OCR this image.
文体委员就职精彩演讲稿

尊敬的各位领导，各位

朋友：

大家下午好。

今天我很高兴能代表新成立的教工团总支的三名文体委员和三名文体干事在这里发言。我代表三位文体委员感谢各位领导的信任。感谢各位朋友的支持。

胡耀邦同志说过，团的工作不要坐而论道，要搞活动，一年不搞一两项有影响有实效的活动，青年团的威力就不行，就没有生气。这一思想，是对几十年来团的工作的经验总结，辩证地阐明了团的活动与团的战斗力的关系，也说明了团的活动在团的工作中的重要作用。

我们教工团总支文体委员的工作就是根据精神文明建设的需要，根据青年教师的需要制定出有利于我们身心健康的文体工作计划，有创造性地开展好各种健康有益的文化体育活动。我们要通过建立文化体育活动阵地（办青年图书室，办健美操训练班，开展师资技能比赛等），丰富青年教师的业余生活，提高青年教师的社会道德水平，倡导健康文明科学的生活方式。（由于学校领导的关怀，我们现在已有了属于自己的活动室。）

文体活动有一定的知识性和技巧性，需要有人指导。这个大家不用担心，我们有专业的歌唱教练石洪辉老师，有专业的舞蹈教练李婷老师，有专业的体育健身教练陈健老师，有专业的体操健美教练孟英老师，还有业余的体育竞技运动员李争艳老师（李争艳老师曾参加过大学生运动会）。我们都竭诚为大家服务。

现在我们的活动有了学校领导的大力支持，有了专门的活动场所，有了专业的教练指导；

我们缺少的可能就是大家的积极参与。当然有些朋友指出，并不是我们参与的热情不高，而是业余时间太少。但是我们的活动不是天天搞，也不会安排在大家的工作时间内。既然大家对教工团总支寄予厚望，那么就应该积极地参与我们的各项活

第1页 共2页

☆ ☆ ☆ ☆ ☆ ☆ ☆

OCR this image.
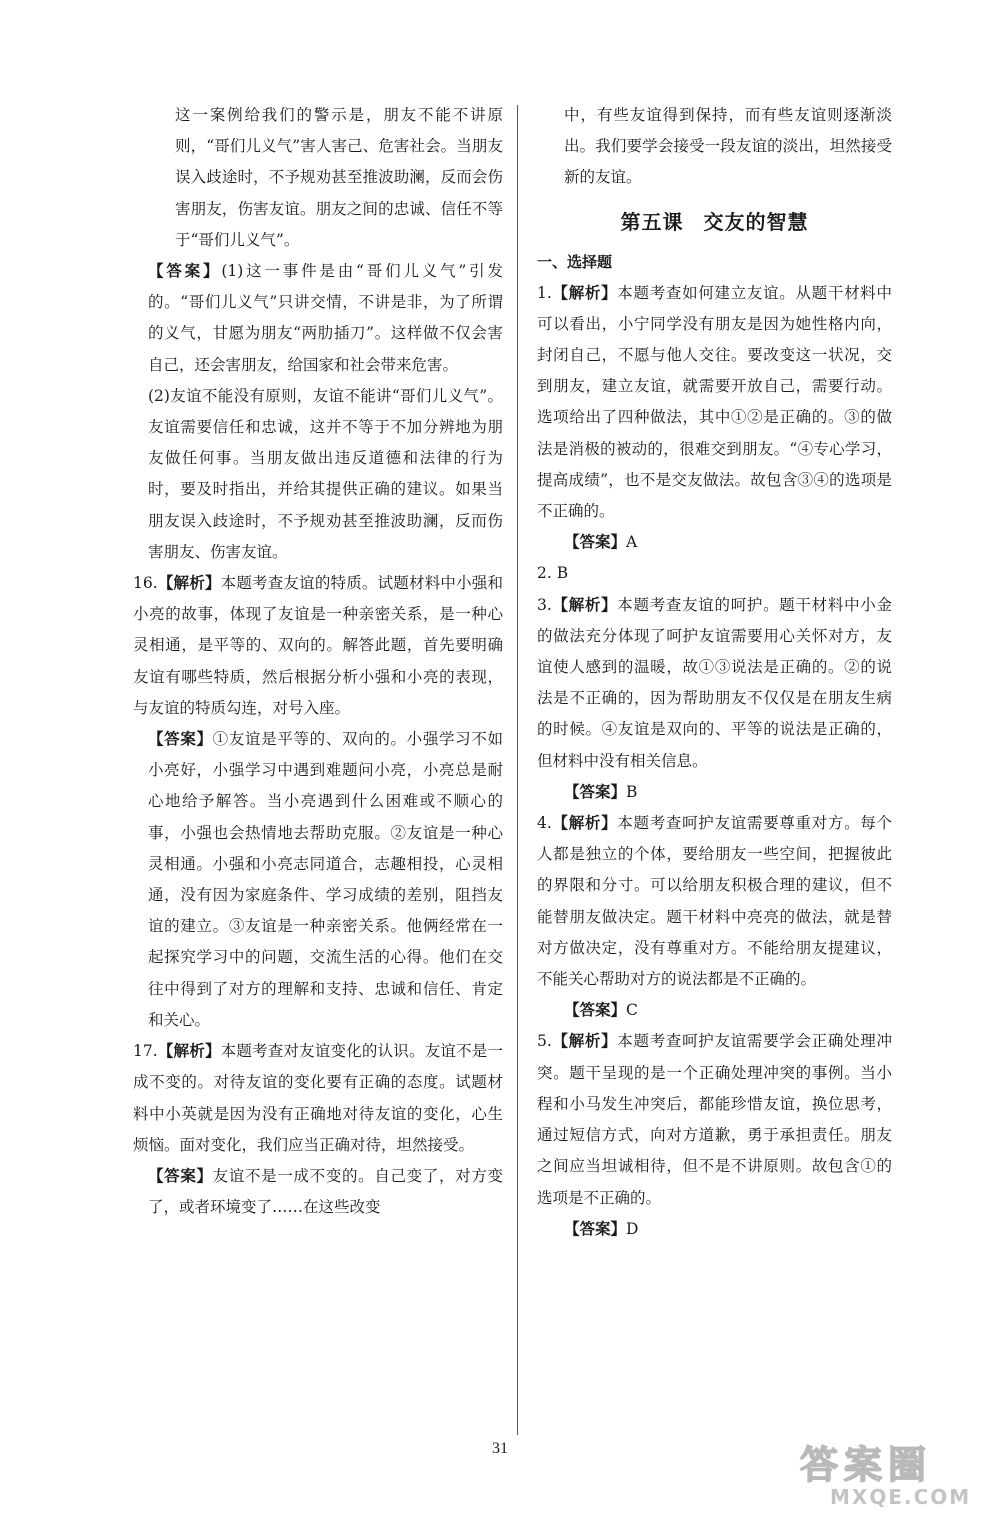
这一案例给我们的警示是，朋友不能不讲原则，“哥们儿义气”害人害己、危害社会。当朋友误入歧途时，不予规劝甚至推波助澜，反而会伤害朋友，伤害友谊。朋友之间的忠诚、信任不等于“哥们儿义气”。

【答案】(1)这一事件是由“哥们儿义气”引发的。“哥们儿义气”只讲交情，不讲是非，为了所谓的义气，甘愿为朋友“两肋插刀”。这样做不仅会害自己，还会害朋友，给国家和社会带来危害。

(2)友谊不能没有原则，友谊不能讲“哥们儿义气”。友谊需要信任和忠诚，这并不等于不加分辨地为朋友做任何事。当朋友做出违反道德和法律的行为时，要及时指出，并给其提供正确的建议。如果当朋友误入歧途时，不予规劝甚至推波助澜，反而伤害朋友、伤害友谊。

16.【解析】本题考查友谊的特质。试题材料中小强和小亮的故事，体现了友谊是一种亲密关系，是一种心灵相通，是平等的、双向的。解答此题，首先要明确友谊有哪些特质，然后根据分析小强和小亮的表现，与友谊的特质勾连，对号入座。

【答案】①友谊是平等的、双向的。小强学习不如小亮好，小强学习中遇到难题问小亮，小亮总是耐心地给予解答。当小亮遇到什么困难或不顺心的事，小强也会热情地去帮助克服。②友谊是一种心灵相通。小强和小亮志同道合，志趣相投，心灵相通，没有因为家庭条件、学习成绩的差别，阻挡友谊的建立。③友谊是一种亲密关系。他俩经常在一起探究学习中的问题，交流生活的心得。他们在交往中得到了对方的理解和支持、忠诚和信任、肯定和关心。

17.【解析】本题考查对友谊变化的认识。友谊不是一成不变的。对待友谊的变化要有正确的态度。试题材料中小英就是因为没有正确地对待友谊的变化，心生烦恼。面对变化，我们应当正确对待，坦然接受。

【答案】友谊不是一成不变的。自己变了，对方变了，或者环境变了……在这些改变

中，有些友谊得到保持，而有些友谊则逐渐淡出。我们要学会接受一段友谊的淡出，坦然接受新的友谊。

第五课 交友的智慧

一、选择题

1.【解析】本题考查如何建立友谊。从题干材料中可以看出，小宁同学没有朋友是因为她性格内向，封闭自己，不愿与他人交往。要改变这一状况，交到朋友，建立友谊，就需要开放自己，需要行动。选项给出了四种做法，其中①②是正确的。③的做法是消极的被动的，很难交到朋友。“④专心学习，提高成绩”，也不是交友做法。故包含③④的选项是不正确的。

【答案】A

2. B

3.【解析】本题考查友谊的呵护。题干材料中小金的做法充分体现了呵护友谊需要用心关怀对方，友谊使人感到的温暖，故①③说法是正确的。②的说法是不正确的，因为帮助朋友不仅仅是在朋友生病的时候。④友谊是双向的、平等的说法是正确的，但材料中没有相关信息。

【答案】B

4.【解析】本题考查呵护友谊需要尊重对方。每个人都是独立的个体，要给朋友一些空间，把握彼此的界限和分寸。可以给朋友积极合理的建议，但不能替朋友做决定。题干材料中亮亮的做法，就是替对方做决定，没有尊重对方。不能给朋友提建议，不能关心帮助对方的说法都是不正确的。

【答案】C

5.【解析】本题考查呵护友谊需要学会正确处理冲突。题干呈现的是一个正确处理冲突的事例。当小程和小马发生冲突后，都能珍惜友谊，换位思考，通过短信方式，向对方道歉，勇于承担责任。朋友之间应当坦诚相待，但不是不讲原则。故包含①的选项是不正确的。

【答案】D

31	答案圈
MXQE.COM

☆ ☆ ☆ ☆ ☆ ☆ ☆

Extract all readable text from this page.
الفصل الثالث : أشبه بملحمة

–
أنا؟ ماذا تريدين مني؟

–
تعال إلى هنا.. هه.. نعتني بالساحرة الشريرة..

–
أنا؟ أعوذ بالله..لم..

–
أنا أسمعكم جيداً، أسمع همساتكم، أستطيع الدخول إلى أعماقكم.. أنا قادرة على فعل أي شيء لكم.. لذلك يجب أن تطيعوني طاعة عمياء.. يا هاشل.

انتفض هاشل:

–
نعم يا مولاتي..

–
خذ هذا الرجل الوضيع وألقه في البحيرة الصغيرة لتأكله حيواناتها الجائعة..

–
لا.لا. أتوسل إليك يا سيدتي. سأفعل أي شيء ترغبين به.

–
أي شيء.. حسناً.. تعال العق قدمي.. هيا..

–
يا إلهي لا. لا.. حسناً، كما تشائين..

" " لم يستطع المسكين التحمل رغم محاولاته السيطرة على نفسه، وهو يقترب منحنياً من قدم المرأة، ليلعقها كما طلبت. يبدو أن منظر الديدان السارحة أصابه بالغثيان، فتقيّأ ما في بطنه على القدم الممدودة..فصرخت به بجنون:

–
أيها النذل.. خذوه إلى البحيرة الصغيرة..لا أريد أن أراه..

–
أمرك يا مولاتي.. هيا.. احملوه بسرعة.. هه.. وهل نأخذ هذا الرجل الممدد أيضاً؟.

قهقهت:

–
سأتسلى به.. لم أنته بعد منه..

☆ ☆ ☆ ☆ ☆ ☆ ☆

• **Your instructions**:
Identify the lines of the entries containing the string "البحيرة". Copy each such line.

• **Exercise solution**:
خذ هذا الرجل الوضيع وألقه في البحيرة الصغيرة لتأكله حيواناتها الجائعة..
أيها النذل.. خذوه إلى البحيرة الصغيرة..لا أريد أن أراه..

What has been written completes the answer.